------ Excerpted records ------

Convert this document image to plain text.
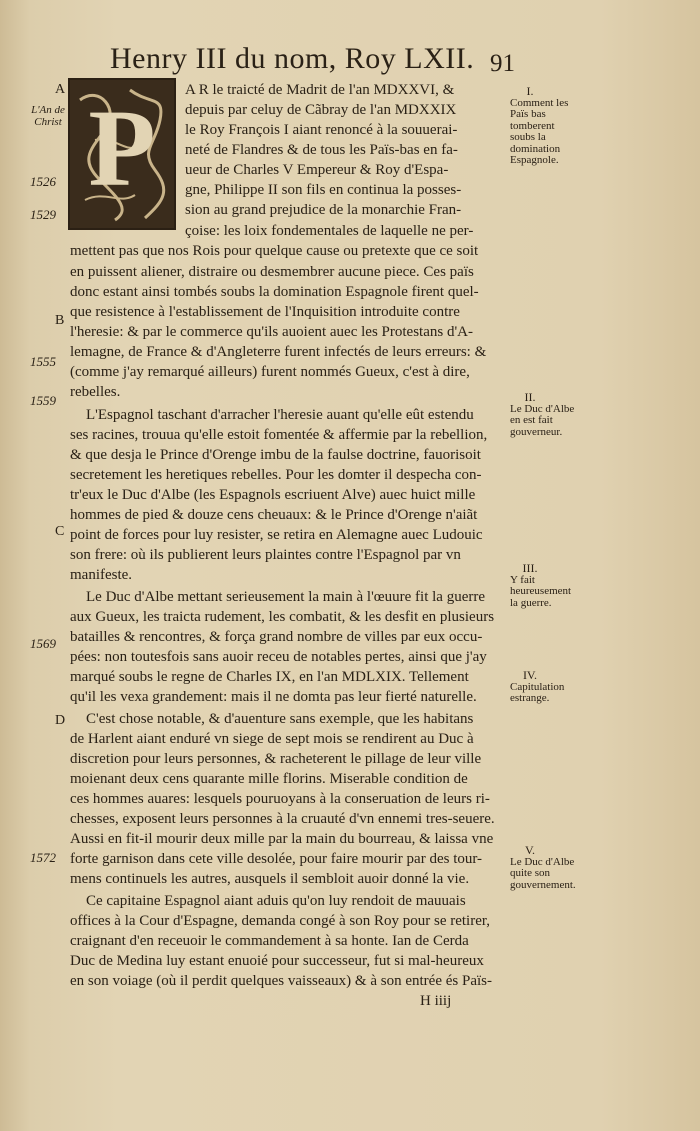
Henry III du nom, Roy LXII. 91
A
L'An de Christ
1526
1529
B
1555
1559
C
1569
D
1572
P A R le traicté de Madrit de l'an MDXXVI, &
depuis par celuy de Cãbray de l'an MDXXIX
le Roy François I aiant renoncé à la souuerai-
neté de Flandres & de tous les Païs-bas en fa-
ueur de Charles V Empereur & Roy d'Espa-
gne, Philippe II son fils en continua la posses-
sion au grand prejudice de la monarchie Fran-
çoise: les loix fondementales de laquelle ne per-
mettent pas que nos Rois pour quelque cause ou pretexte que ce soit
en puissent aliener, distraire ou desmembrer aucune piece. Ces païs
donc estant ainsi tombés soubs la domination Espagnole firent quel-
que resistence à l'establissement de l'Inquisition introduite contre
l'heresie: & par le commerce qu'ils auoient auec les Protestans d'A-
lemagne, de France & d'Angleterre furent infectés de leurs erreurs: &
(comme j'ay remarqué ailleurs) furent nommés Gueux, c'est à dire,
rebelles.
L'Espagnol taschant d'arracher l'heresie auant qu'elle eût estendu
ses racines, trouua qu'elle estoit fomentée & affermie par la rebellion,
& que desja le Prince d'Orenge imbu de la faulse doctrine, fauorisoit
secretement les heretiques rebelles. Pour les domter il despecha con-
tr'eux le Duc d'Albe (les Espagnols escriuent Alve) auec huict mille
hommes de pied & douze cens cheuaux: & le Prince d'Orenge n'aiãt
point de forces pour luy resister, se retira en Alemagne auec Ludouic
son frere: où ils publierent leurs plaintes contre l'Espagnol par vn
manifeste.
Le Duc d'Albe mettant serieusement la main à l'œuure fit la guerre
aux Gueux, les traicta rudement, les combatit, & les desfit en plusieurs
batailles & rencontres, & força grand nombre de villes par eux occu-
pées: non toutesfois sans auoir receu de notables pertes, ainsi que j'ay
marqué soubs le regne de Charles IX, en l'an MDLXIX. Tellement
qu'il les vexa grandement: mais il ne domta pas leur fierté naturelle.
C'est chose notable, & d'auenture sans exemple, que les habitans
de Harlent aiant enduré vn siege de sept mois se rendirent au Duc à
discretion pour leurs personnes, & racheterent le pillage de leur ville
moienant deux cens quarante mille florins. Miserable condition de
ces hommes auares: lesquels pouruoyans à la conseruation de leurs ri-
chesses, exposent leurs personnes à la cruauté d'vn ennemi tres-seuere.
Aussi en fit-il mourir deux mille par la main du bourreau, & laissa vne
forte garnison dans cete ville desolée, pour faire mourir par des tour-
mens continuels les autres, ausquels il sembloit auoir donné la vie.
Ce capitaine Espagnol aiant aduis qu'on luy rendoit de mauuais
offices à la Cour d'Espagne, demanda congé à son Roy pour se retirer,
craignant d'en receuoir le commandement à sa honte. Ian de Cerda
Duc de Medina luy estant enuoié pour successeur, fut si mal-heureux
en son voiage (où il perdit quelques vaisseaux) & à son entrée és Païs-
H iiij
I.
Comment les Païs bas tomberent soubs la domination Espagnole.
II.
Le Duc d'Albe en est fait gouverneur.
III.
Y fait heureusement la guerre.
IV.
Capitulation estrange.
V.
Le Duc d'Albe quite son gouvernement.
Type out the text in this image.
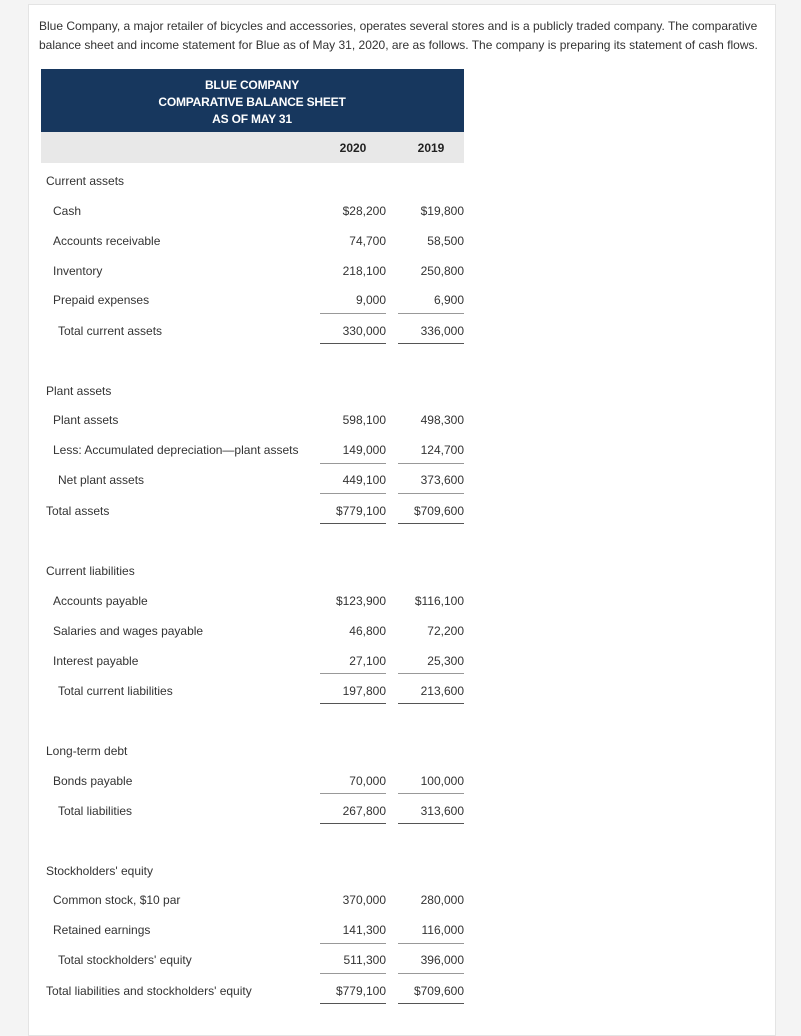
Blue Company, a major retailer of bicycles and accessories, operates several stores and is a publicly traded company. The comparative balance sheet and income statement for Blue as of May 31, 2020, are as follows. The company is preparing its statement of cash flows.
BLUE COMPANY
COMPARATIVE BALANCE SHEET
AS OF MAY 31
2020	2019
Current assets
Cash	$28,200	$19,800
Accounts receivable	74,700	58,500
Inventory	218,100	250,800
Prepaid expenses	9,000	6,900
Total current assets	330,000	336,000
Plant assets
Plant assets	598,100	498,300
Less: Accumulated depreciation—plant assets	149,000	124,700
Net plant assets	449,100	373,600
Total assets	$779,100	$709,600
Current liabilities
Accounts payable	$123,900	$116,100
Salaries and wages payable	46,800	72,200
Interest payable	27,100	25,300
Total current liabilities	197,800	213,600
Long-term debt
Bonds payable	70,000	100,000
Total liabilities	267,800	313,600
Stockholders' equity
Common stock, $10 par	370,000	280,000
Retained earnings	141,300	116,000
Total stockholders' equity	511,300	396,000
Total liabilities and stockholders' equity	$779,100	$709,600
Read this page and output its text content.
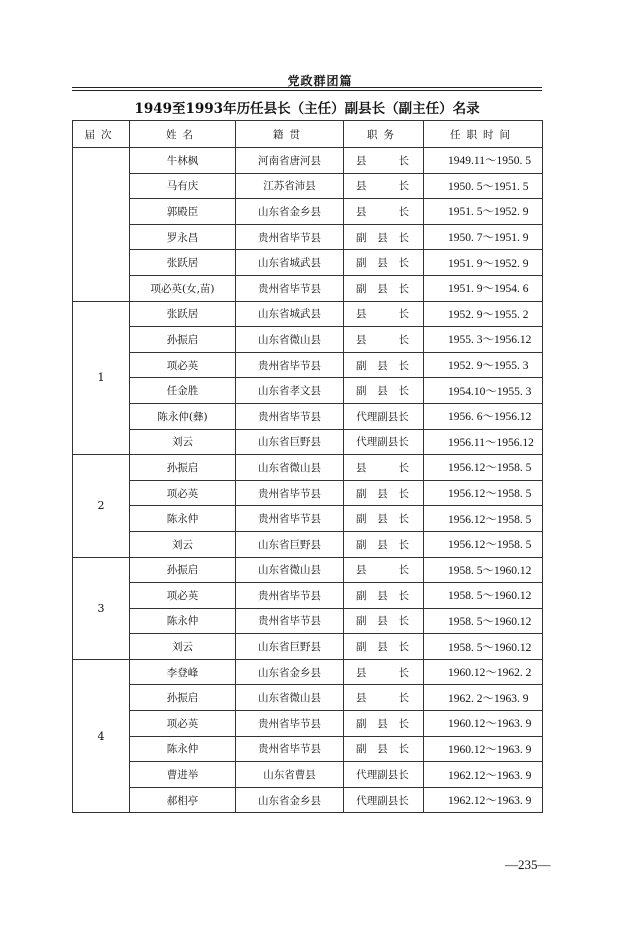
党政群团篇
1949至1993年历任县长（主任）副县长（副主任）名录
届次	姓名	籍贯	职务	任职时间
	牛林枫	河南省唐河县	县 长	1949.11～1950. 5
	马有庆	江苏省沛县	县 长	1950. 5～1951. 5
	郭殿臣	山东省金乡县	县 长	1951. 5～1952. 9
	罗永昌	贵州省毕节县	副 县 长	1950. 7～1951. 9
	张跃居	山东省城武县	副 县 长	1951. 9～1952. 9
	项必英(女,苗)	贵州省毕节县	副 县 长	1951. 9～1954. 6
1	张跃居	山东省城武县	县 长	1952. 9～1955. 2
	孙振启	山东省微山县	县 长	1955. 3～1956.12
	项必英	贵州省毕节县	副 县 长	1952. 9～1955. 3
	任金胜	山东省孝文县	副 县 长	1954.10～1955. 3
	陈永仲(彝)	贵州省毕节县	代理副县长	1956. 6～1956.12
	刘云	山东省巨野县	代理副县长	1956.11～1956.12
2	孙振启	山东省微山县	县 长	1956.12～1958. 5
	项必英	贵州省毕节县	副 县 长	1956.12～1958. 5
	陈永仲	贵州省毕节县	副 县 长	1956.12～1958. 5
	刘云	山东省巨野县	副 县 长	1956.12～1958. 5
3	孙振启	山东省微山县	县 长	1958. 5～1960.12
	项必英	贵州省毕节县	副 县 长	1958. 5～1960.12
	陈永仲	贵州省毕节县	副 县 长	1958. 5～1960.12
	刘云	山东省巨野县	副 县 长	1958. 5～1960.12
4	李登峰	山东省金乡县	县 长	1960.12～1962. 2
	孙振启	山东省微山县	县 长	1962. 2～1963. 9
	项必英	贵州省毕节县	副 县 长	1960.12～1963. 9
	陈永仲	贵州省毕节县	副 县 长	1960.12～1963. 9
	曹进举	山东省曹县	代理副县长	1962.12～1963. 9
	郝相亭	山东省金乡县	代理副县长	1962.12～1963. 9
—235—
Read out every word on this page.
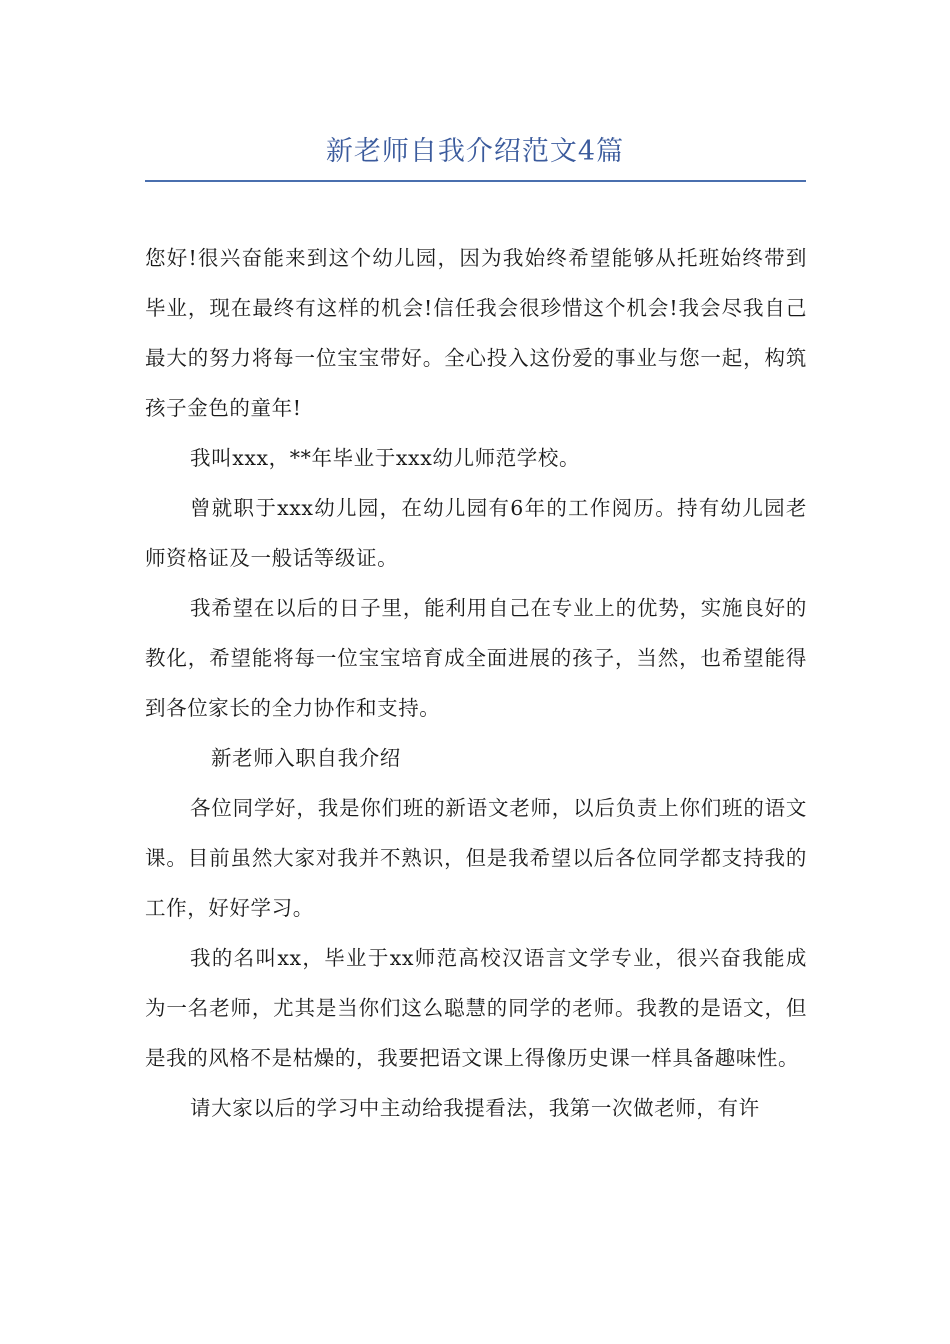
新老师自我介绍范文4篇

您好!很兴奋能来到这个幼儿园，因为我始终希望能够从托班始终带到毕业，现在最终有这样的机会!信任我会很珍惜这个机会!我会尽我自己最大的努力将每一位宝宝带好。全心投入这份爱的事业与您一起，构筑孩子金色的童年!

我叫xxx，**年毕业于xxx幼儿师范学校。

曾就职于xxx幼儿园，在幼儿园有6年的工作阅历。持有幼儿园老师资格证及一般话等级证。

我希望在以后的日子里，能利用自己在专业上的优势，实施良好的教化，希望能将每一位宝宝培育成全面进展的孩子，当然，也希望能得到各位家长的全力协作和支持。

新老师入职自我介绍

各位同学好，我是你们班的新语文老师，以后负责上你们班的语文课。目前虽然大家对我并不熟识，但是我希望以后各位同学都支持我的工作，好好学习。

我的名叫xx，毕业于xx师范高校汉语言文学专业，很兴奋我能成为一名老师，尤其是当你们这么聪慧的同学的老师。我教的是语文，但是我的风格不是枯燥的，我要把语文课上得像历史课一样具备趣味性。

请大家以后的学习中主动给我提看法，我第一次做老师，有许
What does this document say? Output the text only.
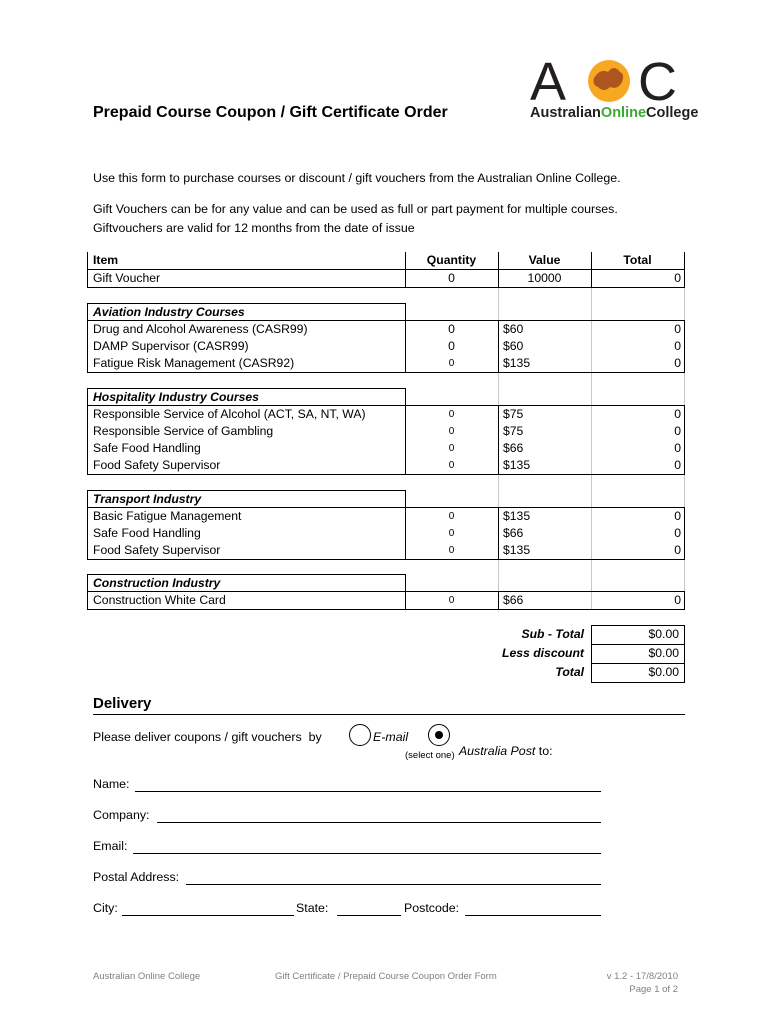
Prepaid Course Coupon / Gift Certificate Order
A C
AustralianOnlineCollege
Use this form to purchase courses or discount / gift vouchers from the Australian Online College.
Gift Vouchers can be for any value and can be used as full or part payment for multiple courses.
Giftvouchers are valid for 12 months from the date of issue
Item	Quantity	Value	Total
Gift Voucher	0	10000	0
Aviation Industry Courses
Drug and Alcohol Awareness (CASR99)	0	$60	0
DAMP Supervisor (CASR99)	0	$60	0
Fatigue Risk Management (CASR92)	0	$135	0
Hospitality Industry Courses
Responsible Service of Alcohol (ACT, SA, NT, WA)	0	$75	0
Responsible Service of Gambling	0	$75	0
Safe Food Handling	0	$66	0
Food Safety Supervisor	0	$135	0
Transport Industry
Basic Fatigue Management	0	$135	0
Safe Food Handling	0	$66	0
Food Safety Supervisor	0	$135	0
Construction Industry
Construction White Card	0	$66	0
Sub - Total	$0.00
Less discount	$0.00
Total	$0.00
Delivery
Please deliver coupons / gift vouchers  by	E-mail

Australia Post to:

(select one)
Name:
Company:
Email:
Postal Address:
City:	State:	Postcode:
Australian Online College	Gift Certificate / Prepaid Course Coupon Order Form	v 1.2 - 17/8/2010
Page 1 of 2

------

Problem requirements >> Copy out every line where the word "document" occurs.

The solution >>
Convert this document image to plain text.
What does this document say? Output the text only.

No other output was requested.